_What you are asked to do_
Carry on the article about Bangladesh's garment exports, starting after its final sentence.

_Passage provided_
Bangladesh eyes $20bn in garment exports
Bangladesh enters 2013 with a firm footing as the world’s second largest garment exporter, raising hopes for a new wave of business despite turbulent times in parts of the globe.
The World Trade Organisation declared Bangladesh as the second largest RMG exporter after China in 2010-11 when the country’s export grew 43.36 per cent year-on-year to $15.66 billion in spite of global recession in 2007-2008.
Bangladesh retained its position in the following fiscal 2011-12 by exporting garments worth $19.09 billion. And the outlook for the fiscal 2012-13 is set to exceed $20 billion.Bangladesh now claims 4.8 per cent of the global RMG trade of $412 billion.
According to McKinsey & Company, an international management consulting firm, Bangladesh’s apparel exports will reach $36 billion by 2020.
Some key market players believe that the country’s potentials are even greater.
But these prospects appear to have been shaken by one fire tragedy in late November at Tazreen Fashions Ltd, where 112 workers were killed. This single incident exposed inadequate fire safety and poor working conditions that still exist in many factories.
The incident was widely covered worldwide mainly because of Bangladesh’s position as the number two apparel exporter. The buyers are now pressing factory owners to improve working conditions, hike wages of workers, and ensure labour rights and other compliance issues.
Following the event, many international non-governmental organisations campaigned for restricting purchase of Bangladeshi garments until the garment makers here ensure workers’ safety and labour rights.
The apparel sector may face some hurdles this year unless the issues of proper working environment, better wages and labour rights are resolved.
Exporters here still remain hostage to large-scale buyers, who always try to pay the lowest possible rate for apparel items. The garment makers need to persuade these buyers to pay more so that they can address the compliance issues at home.
In order to retain its position, Bangladesh has to ensure adequate supply of gas and power, make available industrial lands, combat corruption, improve infrastructure and port efficiency, ease traffic congestion and develop skilled manpower.

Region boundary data

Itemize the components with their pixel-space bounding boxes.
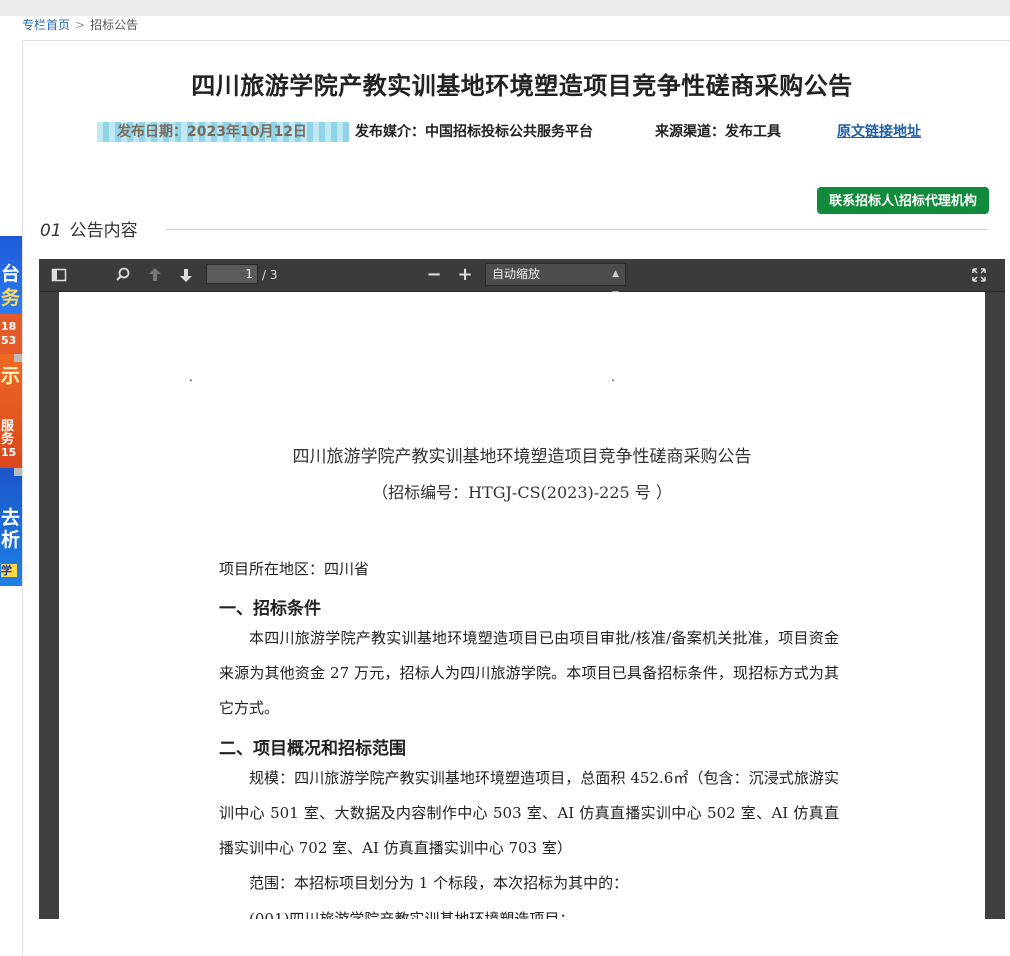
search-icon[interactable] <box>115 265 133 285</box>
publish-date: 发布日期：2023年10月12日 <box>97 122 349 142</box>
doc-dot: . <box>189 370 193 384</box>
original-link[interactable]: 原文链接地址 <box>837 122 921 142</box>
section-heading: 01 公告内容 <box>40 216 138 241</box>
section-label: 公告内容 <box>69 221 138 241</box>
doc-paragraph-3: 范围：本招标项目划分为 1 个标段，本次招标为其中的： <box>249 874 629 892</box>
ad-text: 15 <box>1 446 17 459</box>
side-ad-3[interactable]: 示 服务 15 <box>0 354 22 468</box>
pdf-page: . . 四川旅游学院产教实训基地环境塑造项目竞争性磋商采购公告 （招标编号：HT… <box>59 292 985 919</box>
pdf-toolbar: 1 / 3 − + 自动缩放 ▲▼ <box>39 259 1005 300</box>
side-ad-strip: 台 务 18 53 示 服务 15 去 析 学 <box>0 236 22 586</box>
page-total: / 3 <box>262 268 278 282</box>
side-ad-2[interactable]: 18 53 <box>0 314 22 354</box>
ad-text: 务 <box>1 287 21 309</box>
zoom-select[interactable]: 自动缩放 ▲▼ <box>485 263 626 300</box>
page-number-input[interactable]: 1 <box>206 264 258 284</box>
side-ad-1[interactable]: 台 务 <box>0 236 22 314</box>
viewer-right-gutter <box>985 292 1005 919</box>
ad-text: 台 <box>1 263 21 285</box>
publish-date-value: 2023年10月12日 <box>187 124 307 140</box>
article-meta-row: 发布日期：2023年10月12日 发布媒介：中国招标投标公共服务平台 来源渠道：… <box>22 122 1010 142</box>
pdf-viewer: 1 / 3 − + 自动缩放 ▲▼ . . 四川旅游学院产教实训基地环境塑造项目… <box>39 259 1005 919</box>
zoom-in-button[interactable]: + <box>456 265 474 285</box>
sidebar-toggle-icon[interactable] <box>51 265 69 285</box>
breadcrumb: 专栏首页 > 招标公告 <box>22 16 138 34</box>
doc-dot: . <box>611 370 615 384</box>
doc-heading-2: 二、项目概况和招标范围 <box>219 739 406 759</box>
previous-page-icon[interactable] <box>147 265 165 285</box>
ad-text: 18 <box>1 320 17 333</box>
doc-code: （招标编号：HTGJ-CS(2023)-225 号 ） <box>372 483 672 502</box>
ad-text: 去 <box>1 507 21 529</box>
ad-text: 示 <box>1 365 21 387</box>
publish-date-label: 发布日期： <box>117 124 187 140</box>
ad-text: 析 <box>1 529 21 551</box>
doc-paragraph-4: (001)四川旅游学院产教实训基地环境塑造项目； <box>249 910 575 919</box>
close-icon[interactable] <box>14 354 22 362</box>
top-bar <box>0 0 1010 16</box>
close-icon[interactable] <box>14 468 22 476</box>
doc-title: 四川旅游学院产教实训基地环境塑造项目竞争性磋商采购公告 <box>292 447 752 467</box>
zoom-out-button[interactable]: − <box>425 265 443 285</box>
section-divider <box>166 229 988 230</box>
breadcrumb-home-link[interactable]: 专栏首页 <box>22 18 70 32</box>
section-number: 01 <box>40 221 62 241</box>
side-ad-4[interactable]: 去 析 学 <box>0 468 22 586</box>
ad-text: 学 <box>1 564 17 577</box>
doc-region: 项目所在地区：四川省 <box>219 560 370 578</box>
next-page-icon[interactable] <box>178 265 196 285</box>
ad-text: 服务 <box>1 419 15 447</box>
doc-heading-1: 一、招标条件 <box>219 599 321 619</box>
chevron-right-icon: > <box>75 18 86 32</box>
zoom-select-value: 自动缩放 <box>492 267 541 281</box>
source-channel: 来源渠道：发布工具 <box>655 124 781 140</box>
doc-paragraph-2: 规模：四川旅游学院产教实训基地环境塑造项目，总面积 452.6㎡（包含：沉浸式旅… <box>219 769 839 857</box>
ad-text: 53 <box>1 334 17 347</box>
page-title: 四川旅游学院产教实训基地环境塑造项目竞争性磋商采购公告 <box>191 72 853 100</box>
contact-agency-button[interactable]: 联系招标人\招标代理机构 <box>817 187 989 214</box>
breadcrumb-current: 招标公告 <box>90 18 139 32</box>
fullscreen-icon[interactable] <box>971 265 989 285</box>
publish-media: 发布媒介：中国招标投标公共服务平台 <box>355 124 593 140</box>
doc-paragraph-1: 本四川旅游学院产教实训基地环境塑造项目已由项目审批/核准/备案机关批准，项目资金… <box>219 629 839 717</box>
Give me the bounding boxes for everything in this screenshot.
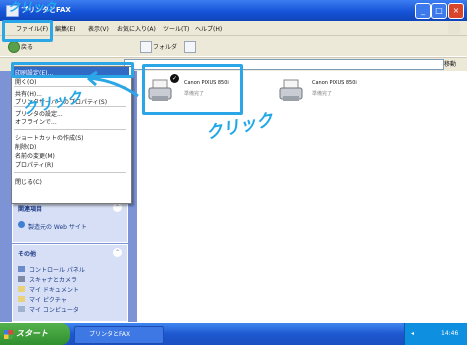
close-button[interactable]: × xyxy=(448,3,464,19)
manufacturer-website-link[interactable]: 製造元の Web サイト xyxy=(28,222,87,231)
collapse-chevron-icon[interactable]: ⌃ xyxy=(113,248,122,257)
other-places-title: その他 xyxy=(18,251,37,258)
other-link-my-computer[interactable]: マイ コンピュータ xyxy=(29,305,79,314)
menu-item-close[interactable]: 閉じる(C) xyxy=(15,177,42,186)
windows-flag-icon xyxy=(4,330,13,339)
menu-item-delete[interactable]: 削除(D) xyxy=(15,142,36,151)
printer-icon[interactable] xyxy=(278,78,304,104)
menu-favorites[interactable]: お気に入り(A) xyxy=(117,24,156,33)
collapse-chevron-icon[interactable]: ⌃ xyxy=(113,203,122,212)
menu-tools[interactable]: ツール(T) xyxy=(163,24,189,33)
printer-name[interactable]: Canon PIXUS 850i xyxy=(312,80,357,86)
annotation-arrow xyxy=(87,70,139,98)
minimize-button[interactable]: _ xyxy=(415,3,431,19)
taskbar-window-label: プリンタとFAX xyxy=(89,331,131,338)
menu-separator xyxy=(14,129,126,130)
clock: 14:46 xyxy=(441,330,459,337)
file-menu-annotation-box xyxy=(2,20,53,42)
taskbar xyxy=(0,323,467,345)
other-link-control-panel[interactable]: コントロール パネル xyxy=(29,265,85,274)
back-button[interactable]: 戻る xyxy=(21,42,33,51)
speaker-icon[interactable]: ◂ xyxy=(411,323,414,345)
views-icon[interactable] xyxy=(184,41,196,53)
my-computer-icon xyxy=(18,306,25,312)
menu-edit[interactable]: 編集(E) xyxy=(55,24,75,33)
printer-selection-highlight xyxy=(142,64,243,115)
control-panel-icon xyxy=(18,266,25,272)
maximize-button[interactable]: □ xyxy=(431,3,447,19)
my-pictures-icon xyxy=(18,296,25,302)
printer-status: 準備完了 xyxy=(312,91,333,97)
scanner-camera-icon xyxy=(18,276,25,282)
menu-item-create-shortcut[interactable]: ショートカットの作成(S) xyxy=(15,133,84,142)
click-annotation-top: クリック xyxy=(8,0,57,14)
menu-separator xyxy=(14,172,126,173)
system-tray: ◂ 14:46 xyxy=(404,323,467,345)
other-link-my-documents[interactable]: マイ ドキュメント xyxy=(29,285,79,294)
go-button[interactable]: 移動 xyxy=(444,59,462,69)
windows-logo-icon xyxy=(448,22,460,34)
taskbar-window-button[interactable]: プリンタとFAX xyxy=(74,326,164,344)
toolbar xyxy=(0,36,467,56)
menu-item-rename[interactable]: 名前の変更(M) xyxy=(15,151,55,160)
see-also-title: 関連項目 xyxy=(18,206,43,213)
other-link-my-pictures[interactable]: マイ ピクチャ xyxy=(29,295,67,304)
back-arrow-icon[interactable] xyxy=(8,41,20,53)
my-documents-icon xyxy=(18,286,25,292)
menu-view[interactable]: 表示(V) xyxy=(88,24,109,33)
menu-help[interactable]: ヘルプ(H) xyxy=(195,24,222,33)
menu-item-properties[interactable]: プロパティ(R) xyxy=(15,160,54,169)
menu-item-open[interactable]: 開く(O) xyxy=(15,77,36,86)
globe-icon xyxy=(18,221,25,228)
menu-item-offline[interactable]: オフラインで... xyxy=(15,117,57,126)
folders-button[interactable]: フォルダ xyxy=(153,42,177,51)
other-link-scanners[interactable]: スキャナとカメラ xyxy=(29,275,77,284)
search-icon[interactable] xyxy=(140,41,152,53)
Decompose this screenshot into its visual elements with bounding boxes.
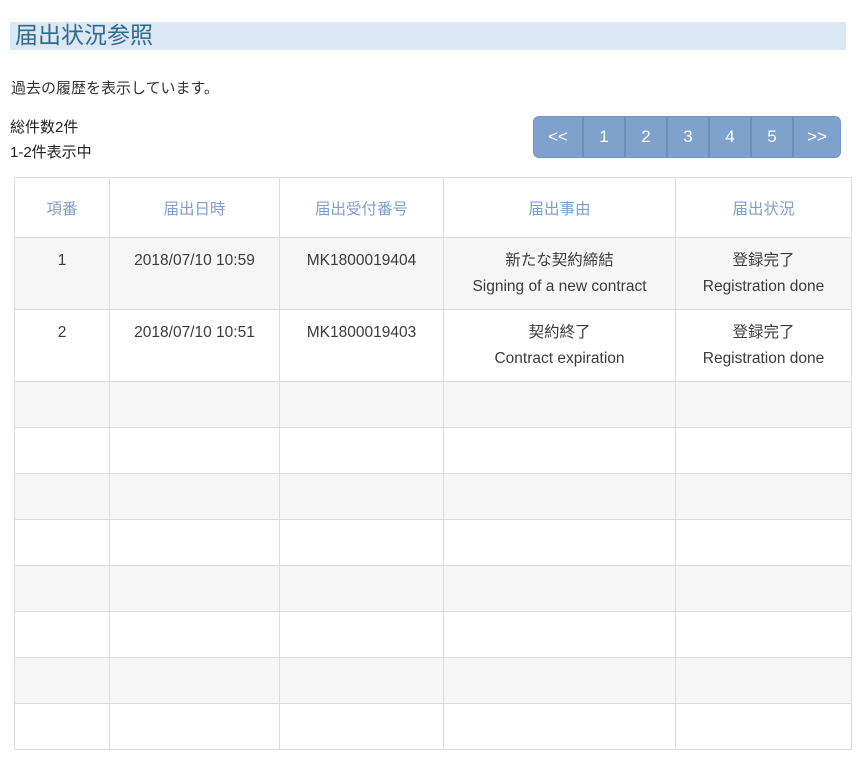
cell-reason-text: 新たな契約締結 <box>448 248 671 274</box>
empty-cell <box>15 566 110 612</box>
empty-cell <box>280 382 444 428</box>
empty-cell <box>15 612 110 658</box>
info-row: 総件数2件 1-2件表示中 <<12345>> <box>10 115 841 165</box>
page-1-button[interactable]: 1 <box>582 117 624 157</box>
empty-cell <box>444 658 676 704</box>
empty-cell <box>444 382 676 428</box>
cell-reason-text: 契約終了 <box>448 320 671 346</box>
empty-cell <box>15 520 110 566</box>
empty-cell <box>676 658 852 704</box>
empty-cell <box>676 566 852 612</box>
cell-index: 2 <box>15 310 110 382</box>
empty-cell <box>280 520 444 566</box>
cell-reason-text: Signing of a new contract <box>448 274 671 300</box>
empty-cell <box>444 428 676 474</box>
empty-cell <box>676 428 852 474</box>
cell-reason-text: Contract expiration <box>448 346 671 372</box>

_Output of the exercise_
Several factors such as availability of cheap labour, quota facility, cash incentives against export and entrepreneurial skills have helped the RMG sector grow since the country’s entry into the global market. Bangladesh enjoyed quota-free status till 1985.
Following the imposition of quota restriction by the US and the EU, Bangladesh with enough manpower utilised its allocated quota to the full compared to neighbouring India, Pakistan, Sri Lanka and Nepal.
Bangladesh managed to supply garment items to international buyers at competitive prices without having two important basic requirements — cotton and machinery.
Now, Bangladesh is not only a supplier of basic garment, but also a major destination for high-end apparel items.
The strength of the country’s apparel sector is well understood through its ability to supply high-end items to famous global brands such as Hugo Boss, Adidas, Puma, Tommy Hilfiger, G-Star, Diesel, Ralph Lauren, Calvin Klein, DKNY, Nike, Benetton and Mango. Currently, more than 30 per cent of the total RMG export is high-end products.
The primary textile sector also saw a wave of investments for increasing demands for fabrics.
The sector with a total investment of billions of dollars is now capable of supplying 90 per cent of fabrics for the knitwear sub-sector and 40 per cent of fabrics for the woven sub-sector.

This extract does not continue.